**RECORD SET:**
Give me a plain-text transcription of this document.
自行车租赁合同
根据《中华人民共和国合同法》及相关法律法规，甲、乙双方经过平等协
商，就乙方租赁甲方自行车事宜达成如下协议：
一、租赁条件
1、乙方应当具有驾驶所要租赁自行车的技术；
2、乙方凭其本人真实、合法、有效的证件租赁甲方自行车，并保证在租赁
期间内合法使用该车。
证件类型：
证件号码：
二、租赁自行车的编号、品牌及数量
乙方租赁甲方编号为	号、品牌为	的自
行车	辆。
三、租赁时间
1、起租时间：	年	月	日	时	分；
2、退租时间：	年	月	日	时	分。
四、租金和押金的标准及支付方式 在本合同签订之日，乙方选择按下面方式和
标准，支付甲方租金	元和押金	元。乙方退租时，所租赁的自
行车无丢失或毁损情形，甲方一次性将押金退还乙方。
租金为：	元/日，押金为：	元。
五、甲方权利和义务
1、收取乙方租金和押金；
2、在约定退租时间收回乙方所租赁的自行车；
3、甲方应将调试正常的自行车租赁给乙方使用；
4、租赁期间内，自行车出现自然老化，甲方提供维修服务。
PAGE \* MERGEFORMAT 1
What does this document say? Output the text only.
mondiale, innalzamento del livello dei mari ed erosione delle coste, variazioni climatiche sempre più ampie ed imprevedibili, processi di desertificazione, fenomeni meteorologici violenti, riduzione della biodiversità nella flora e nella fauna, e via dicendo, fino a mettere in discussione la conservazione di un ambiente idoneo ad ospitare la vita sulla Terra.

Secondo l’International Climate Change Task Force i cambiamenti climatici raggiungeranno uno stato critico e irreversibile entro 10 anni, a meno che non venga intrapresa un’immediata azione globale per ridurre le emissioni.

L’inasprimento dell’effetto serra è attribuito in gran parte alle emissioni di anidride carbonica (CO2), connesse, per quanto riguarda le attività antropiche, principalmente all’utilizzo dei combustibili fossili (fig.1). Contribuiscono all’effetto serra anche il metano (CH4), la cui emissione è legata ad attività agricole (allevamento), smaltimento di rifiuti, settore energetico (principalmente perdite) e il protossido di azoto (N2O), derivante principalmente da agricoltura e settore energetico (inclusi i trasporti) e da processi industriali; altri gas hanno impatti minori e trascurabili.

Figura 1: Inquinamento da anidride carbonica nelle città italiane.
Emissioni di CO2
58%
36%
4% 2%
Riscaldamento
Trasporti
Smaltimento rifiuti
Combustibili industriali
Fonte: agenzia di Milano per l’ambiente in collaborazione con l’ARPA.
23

**TASK INSTRUCTIONS:**
Give every line of the material again, exactly as it reads.

**COMPLETE OUTPUT:**
Give me a plain-text transcription of this document.
自行车租赁合同
根据《中华人民共和国合同法》及相关法律法规，甲、乙双方经过平等协
商，就乙方租赁甲方自行车事宜达成如下协议：
一、租赁条件
1、乙方应当具有驾驶所要租赁自行车的技术；
2、乙方凭其本人真实、合法、有效的证件租赁甲方自行车，并保证在租赁
期间内合法使用该车。
证件类型：
证件号码：
二、租赁自行车的编号、品牌及数量
乙方租赁甲方编号为	号、品牌为	的自
行车	辆。
三、租赁时间
1、起租时间：	年	月	日	时	分；
2、退租时间：	年	月	日	时	分。
四、租金和押金的标准及支付方式 在本合同签订之日，乙方选择按下面方式和
标准，支付甲方租金	元和押金	元。乙方退租时，所租赁的自
行车无丢失或毁损情形，甲方一次性将押金退还乙方。
租金为：	元/日，押金为：	元。
五、甲方权利和义务
1、收取乙方租金和押金；
2、在约定退租时间收回乙方所租赁的自行车；
3、甲方应将调试正常的自行车租赁给乙方使用；
4、租赁期间内，自行车出现自然老化，甲方提供维修服务。
PAGE \* MERGEFORMAT 1
What does this document say? Output the text only.
mondiale, innalzamento del livello dei mari ed erosione delle coste, variazioni climatiche sempre più ampie ed imprevedibili, processi di desertificazione, fenomeni meteorologici violenti, riduzione della biodiversità nella flora e nella fauna, e via dicendo, fino a mettere in discussione la conservazione di un ambiente idoneo ad ospitare la vita sulla Terra.

Secondo l’International Climate Change Task Force i cambiamenti climatici raggiungeranno uno stato critico e irreversibile entro 10 anni, a meno che non venga intrapresa un’immediata azione globale per ridurre le emissioni.

L’inasprimento dell’effetto serra è attribuito in gran parte alle emissioni di anidride carbonica (CO2), connesse, per quanto riguarda le attività antropiche, principalmente all’utilizzo dei combustibili fossili (fig.1). Contribuiscono all’effetto serra anche il metano (CH4), la cui emissione è legata ad attività agricole (allevamento), smaltimento di rifiuti, settore energetico (principalmente perdite) e il protossido di azoto (N2O), derivante principalmente da agricoltura e settore energetico (inclusi i trasporti) e da processi industriali; altri gas hanno impatti minori e trascurabili.

Figura 1: Inquinamento da anidride carbonica nelle città italiane.
Emissioni di CO2
58%
36%
4% 2%
Riscaldamento
Trasporti
Smaltimento rifiuti
Combustibili industriali
Fonte: agenzia di Milano per l’ambiente in collaborazione con l’ARPA.
23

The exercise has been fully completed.